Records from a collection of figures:
§
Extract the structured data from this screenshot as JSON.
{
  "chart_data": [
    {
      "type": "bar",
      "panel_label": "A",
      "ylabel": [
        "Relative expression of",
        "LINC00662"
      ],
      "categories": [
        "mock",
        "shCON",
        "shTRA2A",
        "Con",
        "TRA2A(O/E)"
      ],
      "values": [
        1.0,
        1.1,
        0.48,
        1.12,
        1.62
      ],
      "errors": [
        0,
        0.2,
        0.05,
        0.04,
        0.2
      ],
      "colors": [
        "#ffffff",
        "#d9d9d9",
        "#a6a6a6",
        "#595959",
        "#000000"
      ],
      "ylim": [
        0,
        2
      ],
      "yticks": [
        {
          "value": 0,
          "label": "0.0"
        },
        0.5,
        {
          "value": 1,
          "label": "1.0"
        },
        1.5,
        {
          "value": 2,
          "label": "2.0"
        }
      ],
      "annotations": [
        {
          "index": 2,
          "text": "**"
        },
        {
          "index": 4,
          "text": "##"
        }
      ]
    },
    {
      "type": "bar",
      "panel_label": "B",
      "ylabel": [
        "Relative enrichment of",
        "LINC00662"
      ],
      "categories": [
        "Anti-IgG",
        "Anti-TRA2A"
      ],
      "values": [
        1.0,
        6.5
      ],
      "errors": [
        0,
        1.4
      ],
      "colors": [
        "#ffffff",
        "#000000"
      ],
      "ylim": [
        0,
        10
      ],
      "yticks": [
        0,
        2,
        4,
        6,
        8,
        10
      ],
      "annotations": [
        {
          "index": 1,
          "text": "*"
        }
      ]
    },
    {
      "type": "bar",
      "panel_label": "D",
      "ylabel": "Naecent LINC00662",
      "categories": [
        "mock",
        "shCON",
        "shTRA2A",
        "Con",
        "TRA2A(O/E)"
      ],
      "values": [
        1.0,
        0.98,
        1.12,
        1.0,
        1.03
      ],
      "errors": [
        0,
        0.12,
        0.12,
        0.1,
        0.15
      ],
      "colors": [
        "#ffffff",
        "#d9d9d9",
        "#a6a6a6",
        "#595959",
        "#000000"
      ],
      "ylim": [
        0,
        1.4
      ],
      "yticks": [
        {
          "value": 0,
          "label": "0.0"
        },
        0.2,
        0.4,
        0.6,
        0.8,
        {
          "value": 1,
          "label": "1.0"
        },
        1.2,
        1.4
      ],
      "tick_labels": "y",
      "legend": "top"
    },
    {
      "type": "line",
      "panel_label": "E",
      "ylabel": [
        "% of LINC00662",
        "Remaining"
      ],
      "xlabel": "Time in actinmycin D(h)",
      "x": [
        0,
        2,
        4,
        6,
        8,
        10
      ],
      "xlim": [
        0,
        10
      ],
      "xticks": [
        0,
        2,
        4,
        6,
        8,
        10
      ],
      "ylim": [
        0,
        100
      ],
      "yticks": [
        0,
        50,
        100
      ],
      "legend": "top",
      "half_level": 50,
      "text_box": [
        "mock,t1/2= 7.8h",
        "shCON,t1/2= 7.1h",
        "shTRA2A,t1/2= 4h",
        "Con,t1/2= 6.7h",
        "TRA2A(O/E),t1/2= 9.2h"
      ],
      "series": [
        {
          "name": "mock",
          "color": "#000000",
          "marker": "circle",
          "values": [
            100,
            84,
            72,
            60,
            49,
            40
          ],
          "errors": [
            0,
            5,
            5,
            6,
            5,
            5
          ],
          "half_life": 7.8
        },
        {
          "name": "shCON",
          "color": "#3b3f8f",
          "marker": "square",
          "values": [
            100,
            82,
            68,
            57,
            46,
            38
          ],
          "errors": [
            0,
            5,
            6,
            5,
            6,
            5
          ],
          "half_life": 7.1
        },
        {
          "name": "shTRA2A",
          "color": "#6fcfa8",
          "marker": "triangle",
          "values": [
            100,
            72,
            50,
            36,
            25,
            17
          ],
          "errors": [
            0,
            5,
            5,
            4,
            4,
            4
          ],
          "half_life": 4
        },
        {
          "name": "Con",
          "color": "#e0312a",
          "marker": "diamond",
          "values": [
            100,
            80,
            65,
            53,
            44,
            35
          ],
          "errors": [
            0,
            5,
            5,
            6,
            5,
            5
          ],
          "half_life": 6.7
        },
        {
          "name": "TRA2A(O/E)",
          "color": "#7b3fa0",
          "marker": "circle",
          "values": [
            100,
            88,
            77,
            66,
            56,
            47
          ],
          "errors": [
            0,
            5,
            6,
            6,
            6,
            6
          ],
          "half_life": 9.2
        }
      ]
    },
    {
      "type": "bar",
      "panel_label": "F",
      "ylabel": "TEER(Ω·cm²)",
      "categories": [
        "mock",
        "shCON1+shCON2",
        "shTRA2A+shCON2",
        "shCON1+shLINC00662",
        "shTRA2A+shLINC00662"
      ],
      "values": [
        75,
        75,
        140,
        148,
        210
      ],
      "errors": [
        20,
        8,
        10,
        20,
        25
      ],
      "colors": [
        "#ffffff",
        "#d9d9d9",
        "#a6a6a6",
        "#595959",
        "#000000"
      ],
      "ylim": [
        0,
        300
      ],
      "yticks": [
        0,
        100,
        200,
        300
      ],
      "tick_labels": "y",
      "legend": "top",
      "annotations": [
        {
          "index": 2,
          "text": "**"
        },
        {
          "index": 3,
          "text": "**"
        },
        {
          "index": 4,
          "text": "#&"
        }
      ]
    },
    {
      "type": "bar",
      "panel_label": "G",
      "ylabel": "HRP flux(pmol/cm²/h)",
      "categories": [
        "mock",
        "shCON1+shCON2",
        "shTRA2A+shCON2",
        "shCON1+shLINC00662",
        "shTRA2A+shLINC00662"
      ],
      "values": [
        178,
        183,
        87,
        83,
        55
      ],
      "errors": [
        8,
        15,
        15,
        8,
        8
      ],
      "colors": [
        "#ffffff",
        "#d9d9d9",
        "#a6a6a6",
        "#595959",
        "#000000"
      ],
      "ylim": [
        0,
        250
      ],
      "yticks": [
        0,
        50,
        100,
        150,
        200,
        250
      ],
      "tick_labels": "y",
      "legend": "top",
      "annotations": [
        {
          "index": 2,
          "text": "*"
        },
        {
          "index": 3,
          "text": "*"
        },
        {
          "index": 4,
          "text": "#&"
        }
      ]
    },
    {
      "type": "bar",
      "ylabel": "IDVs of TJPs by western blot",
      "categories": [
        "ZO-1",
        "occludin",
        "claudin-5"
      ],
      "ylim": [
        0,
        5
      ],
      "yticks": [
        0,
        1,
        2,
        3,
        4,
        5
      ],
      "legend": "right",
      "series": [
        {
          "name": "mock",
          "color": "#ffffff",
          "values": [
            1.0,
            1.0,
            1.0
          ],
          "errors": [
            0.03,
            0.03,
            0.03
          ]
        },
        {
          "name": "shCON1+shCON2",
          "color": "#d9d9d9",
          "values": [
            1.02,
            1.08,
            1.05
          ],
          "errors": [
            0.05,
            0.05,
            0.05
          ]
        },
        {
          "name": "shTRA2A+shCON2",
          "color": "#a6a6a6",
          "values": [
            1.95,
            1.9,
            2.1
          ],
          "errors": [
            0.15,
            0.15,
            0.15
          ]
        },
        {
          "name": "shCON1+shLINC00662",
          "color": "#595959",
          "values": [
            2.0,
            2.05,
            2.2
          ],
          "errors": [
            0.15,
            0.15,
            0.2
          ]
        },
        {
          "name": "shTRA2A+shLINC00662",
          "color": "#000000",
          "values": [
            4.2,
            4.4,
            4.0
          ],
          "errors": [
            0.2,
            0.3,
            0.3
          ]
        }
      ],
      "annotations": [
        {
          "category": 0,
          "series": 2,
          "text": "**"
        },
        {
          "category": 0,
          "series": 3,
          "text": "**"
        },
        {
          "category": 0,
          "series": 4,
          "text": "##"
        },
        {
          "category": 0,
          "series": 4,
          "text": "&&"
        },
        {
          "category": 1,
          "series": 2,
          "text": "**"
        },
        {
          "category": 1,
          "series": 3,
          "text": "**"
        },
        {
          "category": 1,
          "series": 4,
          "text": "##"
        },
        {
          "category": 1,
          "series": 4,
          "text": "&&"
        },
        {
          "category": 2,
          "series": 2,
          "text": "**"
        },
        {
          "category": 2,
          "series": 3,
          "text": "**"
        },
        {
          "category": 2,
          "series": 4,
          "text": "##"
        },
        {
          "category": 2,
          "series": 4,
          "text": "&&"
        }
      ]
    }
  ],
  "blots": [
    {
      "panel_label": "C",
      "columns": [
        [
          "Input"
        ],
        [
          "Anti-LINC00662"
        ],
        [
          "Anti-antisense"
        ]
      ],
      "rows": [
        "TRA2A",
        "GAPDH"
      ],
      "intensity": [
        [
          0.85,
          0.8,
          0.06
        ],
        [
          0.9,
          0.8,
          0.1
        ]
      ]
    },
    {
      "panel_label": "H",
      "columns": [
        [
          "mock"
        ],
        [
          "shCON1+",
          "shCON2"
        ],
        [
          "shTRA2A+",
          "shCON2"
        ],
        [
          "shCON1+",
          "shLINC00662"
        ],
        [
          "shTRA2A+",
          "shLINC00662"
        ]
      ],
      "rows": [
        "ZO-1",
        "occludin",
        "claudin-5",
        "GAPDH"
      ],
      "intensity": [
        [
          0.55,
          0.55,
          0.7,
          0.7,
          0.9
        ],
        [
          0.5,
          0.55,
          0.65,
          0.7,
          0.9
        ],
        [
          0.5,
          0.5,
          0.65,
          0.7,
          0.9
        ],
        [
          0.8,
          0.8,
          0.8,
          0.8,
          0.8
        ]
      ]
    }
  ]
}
§
What the exercise asks: Check each line of the records for "Relative" and copy the ones that contain it.

Solution for this problem:
        "Relative expression of",
        "Relative enrichment of",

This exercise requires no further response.